## Input for this task
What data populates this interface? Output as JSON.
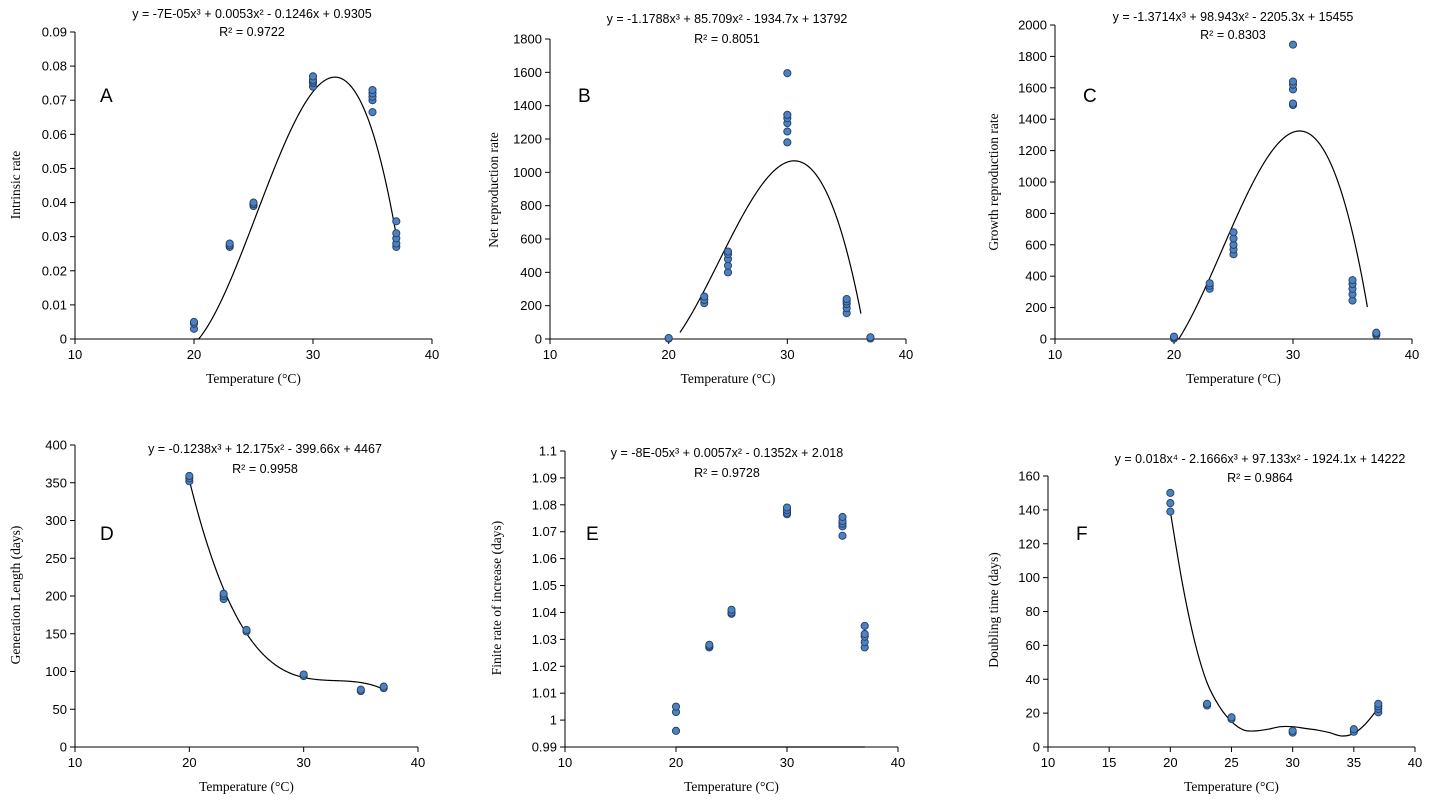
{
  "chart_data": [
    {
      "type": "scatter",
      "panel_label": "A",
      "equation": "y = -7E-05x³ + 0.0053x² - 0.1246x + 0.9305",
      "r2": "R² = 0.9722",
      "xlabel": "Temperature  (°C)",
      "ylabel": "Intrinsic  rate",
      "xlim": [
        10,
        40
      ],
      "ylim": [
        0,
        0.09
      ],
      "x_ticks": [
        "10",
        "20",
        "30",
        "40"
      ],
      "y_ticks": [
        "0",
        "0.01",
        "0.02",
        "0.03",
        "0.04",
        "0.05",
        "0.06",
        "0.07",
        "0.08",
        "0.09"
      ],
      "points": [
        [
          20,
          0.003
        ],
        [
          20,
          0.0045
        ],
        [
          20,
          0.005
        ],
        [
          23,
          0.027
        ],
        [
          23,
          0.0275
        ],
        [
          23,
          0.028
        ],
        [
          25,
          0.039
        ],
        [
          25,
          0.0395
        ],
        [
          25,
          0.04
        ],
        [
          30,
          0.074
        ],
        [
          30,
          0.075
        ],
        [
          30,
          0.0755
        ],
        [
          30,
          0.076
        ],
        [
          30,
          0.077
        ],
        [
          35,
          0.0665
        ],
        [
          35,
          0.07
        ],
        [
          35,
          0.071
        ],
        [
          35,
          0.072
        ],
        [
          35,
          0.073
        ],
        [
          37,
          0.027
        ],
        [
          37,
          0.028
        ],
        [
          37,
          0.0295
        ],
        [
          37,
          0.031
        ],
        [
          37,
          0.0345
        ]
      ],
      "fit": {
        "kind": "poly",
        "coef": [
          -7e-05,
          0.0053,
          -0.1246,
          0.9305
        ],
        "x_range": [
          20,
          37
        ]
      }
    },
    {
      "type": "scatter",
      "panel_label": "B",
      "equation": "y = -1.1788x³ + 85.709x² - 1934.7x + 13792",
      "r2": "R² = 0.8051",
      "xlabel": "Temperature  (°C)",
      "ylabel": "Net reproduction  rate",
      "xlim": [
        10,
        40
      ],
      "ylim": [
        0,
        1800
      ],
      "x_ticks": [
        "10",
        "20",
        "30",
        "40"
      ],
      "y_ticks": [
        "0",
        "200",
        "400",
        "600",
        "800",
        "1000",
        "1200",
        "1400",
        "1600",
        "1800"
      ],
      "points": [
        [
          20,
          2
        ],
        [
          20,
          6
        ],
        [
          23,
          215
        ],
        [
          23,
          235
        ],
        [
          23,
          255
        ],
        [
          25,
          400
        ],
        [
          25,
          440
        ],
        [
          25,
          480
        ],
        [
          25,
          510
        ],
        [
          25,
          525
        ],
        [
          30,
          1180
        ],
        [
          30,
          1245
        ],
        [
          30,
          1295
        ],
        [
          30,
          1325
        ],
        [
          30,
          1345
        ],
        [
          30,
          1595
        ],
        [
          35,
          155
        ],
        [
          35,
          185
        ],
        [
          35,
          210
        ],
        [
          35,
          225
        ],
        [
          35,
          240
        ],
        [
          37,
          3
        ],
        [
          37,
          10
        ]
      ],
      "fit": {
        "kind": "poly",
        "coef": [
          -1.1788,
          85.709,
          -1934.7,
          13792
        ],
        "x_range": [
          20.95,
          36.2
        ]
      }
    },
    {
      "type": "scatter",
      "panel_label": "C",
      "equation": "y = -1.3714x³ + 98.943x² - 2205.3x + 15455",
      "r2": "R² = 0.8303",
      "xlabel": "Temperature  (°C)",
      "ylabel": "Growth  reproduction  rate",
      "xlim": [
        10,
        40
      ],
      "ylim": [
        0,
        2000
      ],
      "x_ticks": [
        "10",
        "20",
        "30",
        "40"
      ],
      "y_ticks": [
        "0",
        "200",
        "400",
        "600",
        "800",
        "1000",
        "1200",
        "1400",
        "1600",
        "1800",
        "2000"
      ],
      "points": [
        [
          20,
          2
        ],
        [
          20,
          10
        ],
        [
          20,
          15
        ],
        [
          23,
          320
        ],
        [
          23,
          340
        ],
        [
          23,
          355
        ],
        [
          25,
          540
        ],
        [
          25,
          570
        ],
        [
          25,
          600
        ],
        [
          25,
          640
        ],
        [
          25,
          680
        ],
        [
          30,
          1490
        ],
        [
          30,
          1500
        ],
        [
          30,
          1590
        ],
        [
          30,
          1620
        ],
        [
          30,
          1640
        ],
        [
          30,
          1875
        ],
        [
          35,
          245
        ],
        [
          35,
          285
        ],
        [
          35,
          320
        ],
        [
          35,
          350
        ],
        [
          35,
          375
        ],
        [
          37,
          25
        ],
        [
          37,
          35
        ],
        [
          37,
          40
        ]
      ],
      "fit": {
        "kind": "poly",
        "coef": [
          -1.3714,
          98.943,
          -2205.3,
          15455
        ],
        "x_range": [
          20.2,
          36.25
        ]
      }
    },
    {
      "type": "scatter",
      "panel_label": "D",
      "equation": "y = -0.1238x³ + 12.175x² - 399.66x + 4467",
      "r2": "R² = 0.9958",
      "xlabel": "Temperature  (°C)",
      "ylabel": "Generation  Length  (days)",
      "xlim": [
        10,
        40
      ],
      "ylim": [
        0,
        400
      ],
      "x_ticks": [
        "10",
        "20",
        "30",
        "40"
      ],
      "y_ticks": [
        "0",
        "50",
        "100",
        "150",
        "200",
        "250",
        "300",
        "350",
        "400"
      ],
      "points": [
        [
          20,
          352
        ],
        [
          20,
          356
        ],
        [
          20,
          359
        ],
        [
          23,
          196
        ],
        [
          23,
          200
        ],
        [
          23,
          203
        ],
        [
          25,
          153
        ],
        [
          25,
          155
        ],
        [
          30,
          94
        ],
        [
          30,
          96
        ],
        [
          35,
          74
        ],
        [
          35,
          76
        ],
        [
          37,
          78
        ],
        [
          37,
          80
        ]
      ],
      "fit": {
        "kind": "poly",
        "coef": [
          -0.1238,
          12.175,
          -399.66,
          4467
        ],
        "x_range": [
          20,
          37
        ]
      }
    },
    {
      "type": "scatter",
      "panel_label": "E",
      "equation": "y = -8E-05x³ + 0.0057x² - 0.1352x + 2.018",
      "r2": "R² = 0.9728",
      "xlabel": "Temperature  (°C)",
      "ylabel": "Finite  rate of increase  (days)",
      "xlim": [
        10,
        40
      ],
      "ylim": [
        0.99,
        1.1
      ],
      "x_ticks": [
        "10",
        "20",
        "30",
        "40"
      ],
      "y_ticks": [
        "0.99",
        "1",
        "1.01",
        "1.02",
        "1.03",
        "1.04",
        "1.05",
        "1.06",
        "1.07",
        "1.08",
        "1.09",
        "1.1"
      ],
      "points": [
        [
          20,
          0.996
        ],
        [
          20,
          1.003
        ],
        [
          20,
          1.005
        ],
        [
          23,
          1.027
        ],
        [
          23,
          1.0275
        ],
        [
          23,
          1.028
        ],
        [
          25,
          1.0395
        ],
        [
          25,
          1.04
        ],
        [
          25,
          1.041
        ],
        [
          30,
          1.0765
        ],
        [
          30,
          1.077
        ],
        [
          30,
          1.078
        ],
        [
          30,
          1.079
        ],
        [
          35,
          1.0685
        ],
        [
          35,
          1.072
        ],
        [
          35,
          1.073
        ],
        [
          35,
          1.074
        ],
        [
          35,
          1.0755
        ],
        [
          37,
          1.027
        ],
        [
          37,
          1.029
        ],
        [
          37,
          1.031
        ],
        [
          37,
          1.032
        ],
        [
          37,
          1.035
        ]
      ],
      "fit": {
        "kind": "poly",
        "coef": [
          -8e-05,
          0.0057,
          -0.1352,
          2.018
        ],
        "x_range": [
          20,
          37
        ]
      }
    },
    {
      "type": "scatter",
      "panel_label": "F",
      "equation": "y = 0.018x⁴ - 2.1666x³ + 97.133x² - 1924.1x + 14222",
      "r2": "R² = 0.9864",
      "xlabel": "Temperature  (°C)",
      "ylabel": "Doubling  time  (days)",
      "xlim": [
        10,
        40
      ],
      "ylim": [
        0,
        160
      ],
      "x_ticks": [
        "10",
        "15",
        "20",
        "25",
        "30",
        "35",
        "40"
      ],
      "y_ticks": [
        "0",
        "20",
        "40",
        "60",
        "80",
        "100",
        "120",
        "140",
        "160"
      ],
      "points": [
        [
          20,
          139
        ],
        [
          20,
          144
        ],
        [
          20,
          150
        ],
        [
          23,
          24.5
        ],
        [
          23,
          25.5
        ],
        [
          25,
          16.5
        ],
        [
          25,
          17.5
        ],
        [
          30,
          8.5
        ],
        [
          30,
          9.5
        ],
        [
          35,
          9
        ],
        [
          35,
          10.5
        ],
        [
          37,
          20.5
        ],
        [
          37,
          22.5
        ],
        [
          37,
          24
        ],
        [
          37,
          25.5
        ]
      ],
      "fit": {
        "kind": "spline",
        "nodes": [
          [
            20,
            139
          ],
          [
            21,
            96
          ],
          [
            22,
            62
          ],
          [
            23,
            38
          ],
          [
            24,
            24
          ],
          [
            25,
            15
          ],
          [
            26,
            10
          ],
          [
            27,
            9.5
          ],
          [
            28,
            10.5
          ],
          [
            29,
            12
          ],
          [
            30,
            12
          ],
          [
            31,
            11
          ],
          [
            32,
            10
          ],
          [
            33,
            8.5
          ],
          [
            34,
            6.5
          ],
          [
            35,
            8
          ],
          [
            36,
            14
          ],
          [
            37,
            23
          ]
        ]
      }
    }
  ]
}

## Short exercise
Check each line of the records for "days" and copy the ones that contain it.

## Solution to this exercise
      "ylabel": "Generation  Length  (days)",
      "ylabel": "Finite  rate of increase  (days)",
      "ylabel": "Doubling  time  (days)",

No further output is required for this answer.